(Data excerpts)
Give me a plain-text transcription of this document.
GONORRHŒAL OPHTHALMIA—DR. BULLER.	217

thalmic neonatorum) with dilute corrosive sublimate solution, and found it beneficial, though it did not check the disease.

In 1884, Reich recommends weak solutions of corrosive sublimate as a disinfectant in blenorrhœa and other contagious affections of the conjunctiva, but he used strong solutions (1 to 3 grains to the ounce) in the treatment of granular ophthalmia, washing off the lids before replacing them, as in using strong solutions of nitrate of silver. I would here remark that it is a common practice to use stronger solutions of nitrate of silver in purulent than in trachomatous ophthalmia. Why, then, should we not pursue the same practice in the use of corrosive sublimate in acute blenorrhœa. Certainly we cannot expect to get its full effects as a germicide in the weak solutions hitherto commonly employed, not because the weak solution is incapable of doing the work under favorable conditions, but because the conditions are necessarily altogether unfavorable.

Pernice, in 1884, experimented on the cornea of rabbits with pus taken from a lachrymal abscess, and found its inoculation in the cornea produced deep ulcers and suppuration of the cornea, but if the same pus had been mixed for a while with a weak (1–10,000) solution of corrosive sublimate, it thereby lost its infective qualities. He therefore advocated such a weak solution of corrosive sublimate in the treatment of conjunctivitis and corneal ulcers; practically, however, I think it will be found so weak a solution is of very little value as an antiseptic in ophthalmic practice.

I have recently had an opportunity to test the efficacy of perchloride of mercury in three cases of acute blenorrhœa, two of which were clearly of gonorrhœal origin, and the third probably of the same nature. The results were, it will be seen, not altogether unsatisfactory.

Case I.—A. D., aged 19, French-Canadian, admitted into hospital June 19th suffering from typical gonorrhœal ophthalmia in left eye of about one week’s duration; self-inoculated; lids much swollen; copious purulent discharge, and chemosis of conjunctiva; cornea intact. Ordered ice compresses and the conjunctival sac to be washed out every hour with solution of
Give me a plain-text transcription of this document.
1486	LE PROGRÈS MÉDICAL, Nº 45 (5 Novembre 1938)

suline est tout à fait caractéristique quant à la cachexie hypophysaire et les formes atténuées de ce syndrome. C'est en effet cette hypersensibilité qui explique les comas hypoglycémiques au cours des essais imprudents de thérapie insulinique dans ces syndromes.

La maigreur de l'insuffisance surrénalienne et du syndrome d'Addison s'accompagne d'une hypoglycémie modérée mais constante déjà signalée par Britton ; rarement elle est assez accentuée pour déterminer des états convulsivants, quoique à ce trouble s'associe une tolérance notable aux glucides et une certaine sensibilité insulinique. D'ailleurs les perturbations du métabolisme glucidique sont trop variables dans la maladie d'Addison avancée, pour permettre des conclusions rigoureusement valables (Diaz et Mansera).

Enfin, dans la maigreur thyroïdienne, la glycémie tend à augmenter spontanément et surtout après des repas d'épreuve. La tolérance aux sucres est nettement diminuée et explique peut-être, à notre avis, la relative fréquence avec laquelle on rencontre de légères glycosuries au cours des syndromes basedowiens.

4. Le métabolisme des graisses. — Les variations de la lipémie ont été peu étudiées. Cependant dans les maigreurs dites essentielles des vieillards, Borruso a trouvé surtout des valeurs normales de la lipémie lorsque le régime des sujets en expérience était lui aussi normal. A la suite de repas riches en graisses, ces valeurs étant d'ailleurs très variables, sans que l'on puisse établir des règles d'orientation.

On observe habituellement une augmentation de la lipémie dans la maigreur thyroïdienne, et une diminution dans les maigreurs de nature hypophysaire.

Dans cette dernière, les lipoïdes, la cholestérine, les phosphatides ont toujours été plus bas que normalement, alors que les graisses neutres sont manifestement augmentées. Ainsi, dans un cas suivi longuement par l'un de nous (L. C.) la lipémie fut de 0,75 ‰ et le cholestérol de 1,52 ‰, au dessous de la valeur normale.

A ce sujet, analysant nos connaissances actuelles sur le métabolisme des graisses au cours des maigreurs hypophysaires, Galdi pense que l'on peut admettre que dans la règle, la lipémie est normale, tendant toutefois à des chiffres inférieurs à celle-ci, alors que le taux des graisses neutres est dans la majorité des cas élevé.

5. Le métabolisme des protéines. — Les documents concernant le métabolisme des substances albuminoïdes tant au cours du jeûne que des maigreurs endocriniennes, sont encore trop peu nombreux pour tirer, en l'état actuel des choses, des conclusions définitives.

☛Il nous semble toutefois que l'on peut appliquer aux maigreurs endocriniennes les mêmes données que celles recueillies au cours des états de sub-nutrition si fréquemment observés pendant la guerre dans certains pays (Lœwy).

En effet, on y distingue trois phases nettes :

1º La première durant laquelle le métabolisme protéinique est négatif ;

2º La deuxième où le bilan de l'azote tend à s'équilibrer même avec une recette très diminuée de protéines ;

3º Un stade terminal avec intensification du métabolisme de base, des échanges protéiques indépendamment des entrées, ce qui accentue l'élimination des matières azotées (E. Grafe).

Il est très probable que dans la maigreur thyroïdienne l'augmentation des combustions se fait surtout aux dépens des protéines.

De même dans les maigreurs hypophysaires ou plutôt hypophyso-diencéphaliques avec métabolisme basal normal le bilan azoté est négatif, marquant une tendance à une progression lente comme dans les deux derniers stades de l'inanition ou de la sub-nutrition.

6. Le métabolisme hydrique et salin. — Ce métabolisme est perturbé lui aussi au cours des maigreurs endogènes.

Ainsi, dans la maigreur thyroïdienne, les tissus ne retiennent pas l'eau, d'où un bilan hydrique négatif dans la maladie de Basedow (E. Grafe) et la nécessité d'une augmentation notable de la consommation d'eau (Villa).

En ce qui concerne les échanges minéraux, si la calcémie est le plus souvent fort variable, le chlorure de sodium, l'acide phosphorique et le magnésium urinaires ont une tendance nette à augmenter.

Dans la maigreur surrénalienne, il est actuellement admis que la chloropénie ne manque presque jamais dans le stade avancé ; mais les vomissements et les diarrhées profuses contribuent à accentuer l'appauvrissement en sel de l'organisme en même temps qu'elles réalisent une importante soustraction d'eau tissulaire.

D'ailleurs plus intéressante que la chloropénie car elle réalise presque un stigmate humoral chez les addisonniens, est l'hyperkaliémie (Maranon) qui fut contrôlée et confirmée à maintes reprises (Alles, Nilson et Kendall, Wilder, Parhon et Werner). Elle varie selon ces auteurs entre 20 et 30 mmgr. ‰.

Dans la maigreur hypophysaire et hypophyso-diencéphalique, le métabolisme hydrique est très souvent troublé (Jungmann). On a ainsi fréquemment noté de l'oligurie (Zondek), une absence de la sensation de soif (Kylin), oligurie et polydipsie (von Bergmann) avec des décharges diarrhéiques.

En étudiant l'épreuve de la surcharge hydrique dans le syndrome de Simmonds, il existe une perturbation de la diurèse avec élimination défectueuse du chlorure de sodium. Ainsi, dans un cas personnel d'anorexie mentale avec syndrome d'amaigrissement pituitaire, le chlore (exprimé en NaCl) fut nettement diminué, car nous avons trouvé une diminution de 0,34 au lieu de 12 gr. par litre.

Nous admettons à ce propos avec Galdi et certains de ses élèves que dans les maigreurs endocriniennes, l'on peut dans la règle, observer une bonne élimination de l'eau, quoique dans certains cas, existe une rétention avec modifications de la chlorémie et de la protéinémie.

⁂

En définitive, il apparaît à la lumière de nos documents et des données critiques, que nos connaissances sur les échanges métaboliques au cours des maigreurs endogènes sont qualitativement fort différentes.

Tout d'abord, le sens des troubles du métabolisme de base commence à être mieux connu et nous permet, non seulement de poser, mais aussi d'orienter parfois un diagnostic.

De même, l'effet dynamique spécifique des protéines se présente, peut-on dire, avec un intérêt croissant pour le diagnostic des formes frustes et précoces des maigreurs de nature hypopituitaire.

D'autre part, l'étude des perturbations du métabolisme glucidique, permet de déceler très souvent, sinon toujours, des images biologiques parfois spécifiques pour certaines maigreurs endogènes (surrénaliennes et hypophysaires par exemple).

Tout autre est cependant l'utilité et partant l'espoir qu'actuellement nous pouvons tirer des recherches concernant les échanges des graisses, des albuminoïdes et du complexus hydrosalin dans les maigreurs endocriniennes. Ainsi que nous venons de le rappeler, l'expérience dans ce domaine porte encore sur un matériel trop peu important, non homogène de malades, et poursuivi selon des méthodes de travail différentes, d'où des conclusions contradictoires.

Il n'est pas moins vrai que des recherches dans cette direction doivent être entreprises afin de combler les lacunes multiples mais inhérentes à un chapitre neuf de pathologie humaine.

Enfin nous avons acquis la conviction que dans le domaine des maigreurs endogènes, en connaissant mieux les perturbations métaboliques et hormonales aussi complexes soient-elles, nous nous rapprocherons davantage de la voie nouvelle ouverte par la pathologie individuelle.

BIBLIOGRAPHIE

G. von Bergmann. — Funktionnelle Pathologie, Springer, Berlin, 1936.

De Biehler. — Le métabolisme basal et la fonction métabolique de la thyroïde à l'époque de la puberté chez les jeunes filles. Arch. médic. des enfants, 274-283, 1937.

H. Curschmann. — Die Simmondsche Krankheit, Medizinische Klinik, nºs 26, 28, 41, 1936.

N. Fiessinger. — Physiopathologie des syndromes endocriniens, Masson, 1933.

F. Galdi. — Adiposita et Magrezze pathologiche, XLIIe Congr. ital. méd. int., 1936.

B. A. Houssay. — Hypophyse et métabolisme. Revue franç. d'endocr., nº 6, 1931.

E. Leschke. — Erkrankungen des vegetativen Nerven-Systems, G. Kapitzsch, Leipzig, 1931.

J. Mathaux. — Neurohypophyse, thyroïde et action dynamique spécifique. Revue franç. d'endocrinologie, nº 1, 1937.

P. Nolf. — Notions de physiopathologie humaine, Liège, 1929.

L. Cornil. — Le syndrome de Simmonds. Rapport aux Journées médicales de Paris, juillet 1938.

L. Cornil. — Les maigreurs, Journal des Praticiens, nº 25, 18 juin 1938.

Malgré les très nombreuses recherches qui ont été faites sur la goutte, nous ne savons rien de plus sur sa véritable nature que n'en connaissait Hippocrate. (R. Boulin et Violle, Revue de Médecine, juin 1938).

- _What you have to do_: Show all lines in the entries above where the string "explique" appears.

- _Task response_:
suline est tout à fait caractéristique quant à la cachexie hypophysaire et les formes atténuées de ce syndrome. C'est en effet cette hypersensibilité qui explique les comas hypoglycémiques au cours des essais imprudents de thérapie insulinique dans ces syndromes.
Enfin, dans la maigreur thyroïdienne, la glycémie tend à augmenter spontanément et surtout après des repas d'épreuve. La tolérance aux sucres est nettement diminuée et explique peut-être, à notre avis, la relative fréquence avec laquelle on rencontre de légères glycosuries au cours des syndromes basedowiens.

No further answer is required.